Copy every record below, exactly as written.

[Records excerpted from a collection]
+++

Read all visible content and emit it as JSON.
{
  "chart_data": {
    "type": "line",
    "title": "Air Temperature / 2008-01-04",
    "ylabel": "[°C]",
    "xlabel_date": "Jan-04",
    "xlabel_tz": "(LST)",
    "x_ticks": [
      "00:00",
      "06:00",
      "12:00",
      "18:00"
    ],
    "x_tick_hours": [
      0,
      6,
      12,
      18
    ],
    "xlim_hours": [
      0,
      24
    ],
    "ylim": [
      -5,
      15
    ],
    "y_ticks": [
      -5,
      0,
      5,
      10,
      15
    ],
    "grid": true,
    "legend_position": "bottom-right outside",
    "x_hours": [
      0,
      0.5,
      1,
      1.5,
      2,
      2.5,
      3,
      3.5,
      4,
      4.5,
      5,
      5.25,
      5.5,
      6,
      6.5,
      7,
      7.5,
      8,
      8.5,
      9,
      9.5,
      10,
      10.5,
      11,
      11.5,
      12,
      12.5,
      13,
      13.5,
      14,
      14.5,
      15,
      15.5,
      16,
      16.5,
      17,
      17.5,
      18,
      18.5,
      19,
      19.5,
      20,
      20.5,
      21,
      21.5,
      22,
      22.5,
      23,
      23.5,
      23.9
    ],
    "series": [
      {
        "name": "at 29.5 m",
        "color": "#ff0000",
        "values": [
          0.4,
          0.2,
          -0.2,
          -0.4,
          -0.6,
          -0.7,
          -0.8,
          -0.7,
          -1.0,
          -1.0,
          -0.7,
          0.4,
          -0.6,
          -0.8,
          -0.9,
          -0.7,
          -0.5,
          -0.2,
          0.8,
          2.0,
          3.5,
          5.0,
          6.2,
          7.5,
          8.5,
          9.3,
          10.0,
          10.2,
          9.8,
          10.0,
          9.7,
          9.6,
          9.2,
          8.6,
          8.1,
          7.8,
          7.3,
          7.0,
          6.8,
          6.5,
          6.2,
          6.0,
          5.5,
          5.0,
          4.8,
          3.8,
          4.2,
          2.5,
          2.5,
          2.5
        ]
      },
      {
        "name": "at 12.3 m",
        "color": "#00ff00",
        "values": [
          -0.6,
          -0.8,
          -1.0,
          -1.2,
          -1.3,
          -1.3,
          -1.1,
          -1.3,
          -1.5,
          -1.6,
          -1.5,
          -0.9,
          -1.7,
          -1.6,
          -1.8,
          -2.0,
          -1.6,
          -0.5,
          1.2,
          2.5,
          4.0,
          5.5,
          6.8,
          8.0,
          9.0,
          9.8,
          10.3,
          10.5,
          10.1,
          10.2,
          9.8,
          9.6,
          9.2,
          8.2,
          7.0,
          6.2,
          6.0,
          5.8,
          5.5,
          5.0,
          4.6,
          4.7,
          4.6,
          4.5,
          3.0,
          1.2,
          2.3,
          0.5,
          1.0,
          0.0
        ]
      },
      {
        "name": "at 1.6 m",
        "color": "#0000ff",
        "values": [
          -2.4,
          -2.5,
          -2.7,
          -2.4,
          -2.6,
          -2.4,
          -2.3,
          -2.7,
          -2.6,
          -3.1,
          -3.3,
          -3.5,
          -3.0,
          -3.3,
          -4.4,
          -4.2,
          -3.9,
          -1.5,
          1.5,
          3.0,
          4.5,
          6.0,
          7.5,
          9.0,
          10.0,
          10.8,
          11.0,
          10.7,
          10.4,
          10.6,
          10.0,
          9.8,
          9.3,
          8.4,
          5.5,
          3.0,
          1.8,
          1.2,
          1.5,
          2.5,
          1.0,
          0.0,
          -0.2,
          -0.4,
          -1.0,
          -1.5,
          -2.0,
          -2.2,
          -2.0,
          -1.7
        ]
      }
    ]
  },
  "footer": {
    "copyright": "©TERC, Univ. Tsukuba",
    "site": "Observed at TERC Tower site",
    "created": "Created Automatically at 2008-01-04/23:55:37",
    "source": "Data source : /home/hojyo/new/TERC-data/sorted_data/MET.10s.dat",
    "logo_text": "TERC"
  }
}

+++

* **Full answer**:
Read all visible content and emit it as JSON.
{
  "chart_data": {
    "type": "line",
    "title": "Air Temperature / 2008-01-04",
    "ylabel": "[°C]",
    "xlabel_date": "Jan-04",
    "xlabel_tz": "(LST)",
    "x_ticks": [
      "00:00",
      "06:00",
      "12:00",
      "18:00"
    ],
    "x_tick_hours": [
      0,
      6,
      12,
      18
    ],
    "xlim_hours": [
      0,
      24
    ],
    "ylim": [
      -5,
      15
    ],
    "y_ticks": [
      -5,
      0,
      5,
      10,
      15
    ],
    "grid": true,
    "legend_position": "bottom-right outside",
    "x_hours": [
      0,
      0.5,
      1,
      1.5,
      2,
      2.5,
      3,
      3.5,
      4,
      4.5,
      5,
      5.25,
      5.5,
      6,
      6.5,
      7,
      7.5,
      8,
      8.5,
      9,
      9.5,
      10,
      10.5,
      11,
      11.5,
      12,
      12.5,
      13,
      13.5,
      14,
      14.5,
      15,
      15.5,
      16,
      16.5,
      17,
      17.5,
      18,
      18.5,
      19,
      19.5,
      20,
      20.5,
      21,
      21.5,
      22,
      22.5,
      23,
      23.5,
      23.9
    ],
    "series": [
      {
        "name": "at 29.5 m",
        "color": "#ff0000",
        "values": [
          0.4,
          0.2,
          -0.2,
          -0.4,
          -0.6,
          -0.7,
          -0.8,
          -0.7,
          -1.0,
          -1.0,
          -0.7,
          0.4,
          -0.6,
          -0.8,
          -0.9,
          -0.7,
          -0.5,
          -0.2,
          0.8,
          2.0,
          3.5,
          5.0,
          6.2,
          7.5,
          8.5,
          9.3,
          10.0,
          10.2,
          9.8,
          10.0,
          9.7,
          9.6,
          9.2,
          8.6,
          8.1,
          7.8,
          7.3,
          7.0,
          6.8,
          6.5,
          6.2,
          6.0,
          5.5,
          5.0,
          4.8,
          3.8,
          4.2,
          2.5,
          2.5,
          2.5
        ]
      },
      {
        "name": "at 12.3 m",
        "color": "#00ff00",
        "values": [
          -0.6,
          -0.8,
          -1.0,
          -1.2,
          -1.3,
          -1.3,
          -1.1,
          -1.3,
          -1.5,
          -1.6,
          -1.5,
          -0.9,
          -1.7,
          -1.6,
          -1.8,
          -2.0,
          -1.6,
          -0.5,
          1.2,
          2.5,
          4.0,
          5.5,
          6.8,
          8.0,
          9.0,
          9.8,
          10.3,
          10.5,
          10.1,
          10.2,
          9.8,
          9.6,
          9.2,
          8.2,
          7.0,
          6.2,
          6.0,
          5.8,
          5.5,
          5.0,
          4.6,
          4.7,
          4.6,
          4.5,
          3.0,
          1.2,
          2.3,
          0.5,
          1.0,
          0.0
        ]
      },
      {
        "name": "at 1.6 m",
        "color": "#0000ff",
        "values": [
          -2.4,
          -2.5,
          -2.7,
          -2.4,
          -2.6,
          -2.4,
          -2.3,
          -2.7,
          -2.6,
          -3.1,
          -3.3,
          -3.5,
          -3.0,
          -3.3,
          -4.4,
          -4.2,
          -3.9,
          -1.5,
          1.5,
          3.0,
          4.5,
          6.0,
          7.5,
          9.0,
          10.0,
          10.8,
          11.0,
          10.7,
          10.4,
          10.6,
          10.0,
          9.8,
          9.3,
          8.4,
          5.5,
          3.0,
          1.8,
          1.2,
          1.5,
          2.5,
          1.0,
          0.0,
          -0.2,
          -0.4,
          -1.0,
          -1.5,
          -2.0,
          -2.2,
          -2.0,
          -1.7
        ]
      }
    ]
  },
  "footer": {
    "copyright": "©TERC, Univ. Tsukuba",
    "site": "Observed at TERC Tower site",
    "created": "Created Automatically at 2008-01-04/23:55:37",
    "source": "Data source : /home/hojyo/new/TERC-data/sorted_data/MET.10s.dat",
    "logo_text": "TERC"
  }
}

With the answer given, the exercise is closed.